**Exercise task:** Reproduce all records exactly.

**Dataset excerpts:**
━━━━━━

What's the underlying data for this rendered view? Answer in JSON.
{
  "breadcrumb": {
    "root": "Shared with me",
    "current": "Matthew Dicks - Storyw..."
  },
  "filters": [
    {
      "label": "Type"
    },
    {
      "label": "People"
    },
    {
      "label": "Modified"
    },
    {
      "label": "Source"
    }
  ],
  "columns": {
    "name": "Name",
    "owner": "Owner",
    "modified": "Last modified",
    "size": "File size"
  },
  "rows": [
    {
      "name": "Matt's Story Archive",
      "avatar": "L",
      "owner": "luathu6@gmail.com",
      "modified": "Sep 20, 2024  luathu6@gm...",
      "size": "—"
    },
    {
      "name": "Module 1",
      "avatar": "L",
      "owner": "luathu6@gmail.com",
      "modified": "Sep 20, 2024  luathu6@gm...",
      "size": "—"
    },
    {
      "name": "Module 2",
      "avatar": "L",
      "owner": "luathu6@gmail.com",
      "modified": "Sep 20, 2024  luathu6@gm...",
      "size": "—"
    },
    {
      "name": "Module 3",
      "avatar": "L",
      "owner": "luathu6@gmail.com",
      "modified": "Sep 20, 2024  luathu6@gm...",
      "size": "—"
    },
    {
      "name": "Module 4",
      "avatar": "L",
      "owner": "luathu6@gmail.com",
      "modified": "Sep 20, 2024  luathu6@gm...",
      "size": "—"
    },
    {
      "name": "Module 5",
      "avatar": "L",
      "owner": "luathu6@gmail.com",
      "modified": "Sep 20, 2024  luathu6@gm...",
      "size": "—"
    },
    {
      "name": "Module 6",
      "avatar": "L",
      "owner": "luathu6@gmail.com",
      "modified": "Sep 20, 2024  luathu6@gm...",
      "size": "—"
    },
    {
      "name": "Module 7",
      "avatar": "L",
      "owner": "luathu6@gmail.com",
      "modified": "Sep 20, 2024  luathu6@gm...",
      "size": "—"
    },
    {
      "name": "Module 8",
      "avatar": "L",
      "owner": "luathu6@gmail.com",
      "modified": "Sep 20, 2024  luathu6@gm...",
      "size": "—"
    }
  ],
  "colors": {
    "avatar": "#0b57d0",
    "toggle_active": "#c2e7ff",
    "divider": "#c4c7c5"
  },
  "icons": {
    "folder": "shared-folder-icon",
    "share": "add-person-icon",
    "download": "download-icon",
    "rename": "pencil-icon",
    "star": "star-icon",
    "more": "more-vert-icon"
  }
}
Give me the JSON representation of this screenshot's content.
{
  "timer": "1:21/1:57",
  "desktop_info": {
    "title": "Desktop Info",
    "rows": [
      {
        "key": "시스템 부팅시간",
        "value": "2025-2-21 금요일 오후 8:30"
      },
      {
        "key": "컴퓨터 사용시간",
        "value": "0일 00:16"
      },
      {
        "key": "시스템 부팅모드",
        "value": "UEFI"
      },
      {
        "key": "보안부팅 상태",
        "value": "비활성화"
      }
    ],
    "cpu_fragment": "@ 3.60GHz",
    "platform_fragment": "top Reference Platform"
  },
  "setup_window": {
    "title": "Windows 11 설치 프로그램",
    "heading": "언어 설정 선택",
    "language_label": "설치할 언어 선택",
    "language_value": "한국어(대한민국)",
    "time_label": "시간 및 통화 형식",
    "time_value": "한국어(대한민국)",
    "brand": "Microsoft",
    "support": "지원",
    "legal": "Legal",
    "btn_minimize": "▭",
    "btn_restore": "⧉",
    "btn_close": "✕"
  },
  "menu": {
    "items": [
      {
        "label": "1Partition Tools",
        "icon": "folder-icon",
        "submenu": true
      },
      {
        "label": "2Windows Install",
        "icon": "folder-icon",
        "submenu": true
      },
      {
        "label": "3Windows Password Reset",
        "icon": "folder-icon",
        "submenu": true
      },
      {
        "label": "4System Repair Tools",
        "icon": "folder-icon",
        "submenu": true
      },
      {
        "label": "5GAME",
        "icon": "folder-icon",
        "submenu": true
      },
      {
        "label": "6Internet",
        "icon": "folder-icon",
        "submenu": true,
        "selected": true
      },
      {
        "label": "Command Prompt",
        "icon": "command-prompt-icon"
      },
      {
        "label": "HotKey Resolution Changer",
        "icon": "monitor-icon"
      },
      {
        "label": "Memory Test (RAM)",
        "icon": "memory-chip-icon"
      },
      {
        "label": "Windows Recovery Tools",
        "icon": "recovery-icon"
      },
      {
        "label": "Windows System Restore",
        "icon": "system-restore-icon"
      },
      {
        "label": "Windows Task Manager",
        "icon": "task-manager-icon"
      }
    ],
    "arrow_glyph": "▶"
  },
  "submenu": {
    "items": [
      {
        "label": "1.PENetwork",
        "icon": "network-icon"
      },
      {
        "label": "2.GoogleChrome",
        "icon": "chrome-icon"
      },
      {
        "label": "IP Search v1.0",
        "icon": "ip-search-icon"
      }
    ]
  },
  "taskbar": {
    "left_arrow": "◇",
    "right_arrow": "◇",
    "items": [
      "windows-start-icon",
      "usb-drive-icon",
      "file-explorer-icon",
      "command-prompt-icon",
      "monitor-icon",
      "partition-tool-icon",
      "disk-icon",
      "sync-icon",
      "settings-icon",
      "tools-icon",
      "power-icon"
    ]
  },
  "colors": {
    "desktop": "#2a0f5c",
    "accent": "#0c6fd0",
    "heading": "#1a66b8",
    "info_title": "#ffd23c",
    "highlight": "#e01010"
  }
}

━━━━━━

**Solution:**
What's the underlying data for this rendered view? Answer in JSON.
{
  "breadcrumb": {
    "root": "Shared with me",
    "current": "Matthew Dicks - Storyw..."
  },
  "filters": [
    {
      "label": "Type"
    },
    {
      "label": "People"
    },
    {
      "label": "Modified"
    },
    {
      "label": "Source"
    }
  ],
  "columns": {
    "name": "Name",
    "owner": "Owner",
    "modified": "Last modified",
    "size": "File size"
  },
  "rows": [
    {
      "name": "Matt's Story Archive",
      "avatar": "L",
      "owner": "luathu6@gmail.com",
      "modified": "Sep 20, 2024  luathu6@gm...",
      "size": "—"
    },
    {
      "name": "Module 1",
      "avatar": "L",
      "owner": "luathu6@gmail.com",
      "modified": "Sep 20, 2024  luathu6@gm...",
      "size": "—"
    },
    {
      "name": "Module 2",
      "avatar": "L",
      "owner": "luathu6@gmail.com",
      "modified": "Sep 20, 2024  luathu6@gm...",
      "size": "—"
    },
    {
      "name": "Module 3",
      "avatar": "L",
      "owner": "luathu6@gmail.com",
      "modified": "Sep 20, 2024  luathu6@gm...",
      "size": "—"
    },
    {
      "name": "Module 4",
      "avatar": "L",
      "owner": "luathu6@gmail.com",
      "modified": "Sep 20, 2024  luathu6@gm...",
      "size": "—"
    },
    {
      "name": "Module 5",
      "avatar": "L",
      "owner": "luathu6@gmail.com",
      "modified": "Sep 20, 2024  luathu6@gm...",
      "size": "—"
    },
    {
      "name": "Module 6",
      "avatar": "L",
      "owner": "luathu6@gmail.com",
      "modified": "Sep 20, 2024  luathu6@gm...",
      "size": "—"
    },
    {
      "name": "Module 7",
      "avatar": "L",
      "owner": "luathu6@gmail.com",
      "modified": "Sep 20, 2024  luathu6@gm...",
      "size": "—"
    },
    {
      "name": "Module 8",
      "avatar": "L",
      "owner": "luathu6@gmail.com",
      "modified": "Sep 20, 2024  luathu6@gm...",
      "size": "—"
    }
  ],
  "colors": {
    "avatar": "#0b57d0",
    "toggle_active": "#c2e7ff",
    "divider": "#c4c7c5"
  },
  "icons": {
    "folder": "shared-folder-icon",
    "share": "add-person-icon",
    "download": "download-icon",
    "rename": "pencil-icon",
    "star": "star-icon",
    "more": "more-vert-icon"
  }
}
Give me the JSON representation of this screenshot's content.
{
  "timer": "1:21/1:57",
  "desktop_info": {
    "title": "Desktop Info",
    "rows": [
      {
        "key": "시스템 부팅시간",
        "value": "2025-2-21 금요일 오후 8:30"
      },
      {
        "key": "컴퓨터 사용시간",
        "value": "0일 00:16"
      },
      {
        "key": "시스템 부팅모드",
        "value": "UEFI"
      },
      {
        "key": "보안부팅 상태",
        "value": "비활성화"
      }
    ],
    "cpu_fragment": "@ 3.60GHz",
    "platform_fragment": "top Reference Platform"
  },
  "setup_window": {
    "title": "Windows 11 설치 프로그램",
    "heading": "언어 설정 선택",
    "language_label": "설치할 언어 선택",
    "language_value": "한국어(대한민국)",
    "time_label": "시간 및 통화 형식",
    "time_value": "한국어(대한민국)",
    "brand": "Microsoft",
    "support": "지원",
    "legal": "Legal",
    "btn_minimize": "▭",
    "btn_restore": "⧉",
    "btn_close": "✕"
  },
  "menu": {
    "items": [
      {
        "label": "1Partition Tools",
        "icon": "folder-icon",
        "submenu": true
      },
      {
        "label": "2Windows Install",
        "icon": "folder-icon",
        "submenu": true
      },
      {
        "label": "3Windows Password Reset",
        "icon": "folder-icon",
        "submenu": true
      },
      {
        "label": "4System Repair Tools",
        "icon": "folder-icon",
        "submenu": true
      },
      {
        "label": "5GAME",
        "icon": "folder-icon",
        "submenu": true
      },
      {
        "label": "6Internet",
        "icon": "folder-icon",
        "submenu": true,
        "selected": true
      },
      {
        "label": "Command Prompt",
        "icon": "command-prompt-icon"
      },
      {
        "label": "HotKey Resolution Changer",
        "icon": "monitor-icon"
      },
      {
        "label": "Memory Test (RAM)",
        "icon": "memory-chip-icon"
      },
      {
        "label": "Windows Recovery Tools",
        "icon": "recovery-icon"
      },
      {
        "label": "Windows System Restore",
        "icon": "system-restore-icon"
      },
      {
        "label": "Windows Task Manager",
        "icon": "task-manager-icon"
      }
    ],
    "arrow_glyph": "▶"
  },
  "submenu": {
    "items": [
      {
        "label": "1.PENetwork",
        "icon": "network-icon"
      },
      {
        "label": "2.GoogleChrome",
        "icon": "chrome-icon"
      },
      {
        "label": "IP Search v1.0",
        "icon": "ip-search-icon"
      }
    ]
  },
  "taskbar": {
    "left_arrow": "◇",
    "right_arrow": "◇",
    "items": [
      "windows-start-icon",
      "usb-drive-icon",
      "file-explorer-icon",
      "command-prompt-icon",
      "monitor-icon",
      "partition-tool-icon",
      "disk-icon",
      "sync-icon",
      "settings-icon",
      "tools-icon",
      "power-icon"
    ]
  },
  "colors": {
    "desktop": "#2a0f5c",
    "accent": "#0c6fd0",
    "heading": "#1a66b8",
    "info_title": "#ffd23c",
    "highlight": "#e01010"
  }
}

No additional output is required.